■ To do ■
Give only a count of the lines that include the string "megaphone".

■ Information provided ■

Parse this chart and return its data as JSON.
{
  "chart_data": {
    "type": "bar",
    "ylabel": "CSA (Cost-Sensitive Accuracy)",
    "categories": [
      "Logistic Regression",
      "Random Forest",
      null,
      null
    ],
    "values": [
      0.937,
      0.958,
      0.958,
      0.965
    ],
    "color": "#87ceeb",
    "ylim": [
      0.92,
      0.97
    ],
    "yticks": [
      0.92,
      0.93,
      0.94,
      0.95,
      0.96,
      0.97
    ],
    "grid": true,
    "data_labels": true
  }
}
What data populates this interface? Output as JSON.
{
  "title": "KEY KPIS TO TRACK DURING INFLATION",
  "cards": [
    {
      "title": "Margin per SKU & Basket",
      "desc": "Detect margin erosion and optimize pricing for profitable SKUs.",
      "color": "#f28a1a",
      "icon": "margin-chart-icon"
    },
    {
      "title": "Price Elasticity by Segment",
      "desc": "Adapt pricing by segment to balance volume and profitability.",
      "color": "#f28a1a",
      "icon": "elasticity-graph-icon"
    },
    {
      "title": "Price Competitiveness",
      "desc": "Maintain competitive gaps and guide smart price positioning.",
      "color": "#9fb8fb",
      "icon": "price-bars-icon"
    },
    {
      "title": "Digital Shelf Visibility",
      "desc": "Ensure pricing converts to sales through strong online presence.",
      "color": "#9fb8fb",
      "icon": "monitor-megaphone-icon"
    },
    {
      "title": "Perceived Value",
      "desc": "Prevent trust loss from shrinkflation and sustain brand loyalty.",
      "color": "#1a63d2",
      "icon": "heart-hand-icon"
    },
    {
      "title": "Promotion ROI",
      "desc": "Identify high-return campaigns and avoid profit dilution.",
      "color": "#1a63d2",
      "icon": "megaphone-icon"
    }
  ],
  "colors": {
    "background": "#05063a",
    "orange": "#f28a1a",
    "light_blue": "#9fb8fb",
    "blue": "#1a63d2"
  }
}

■ Task response ■
2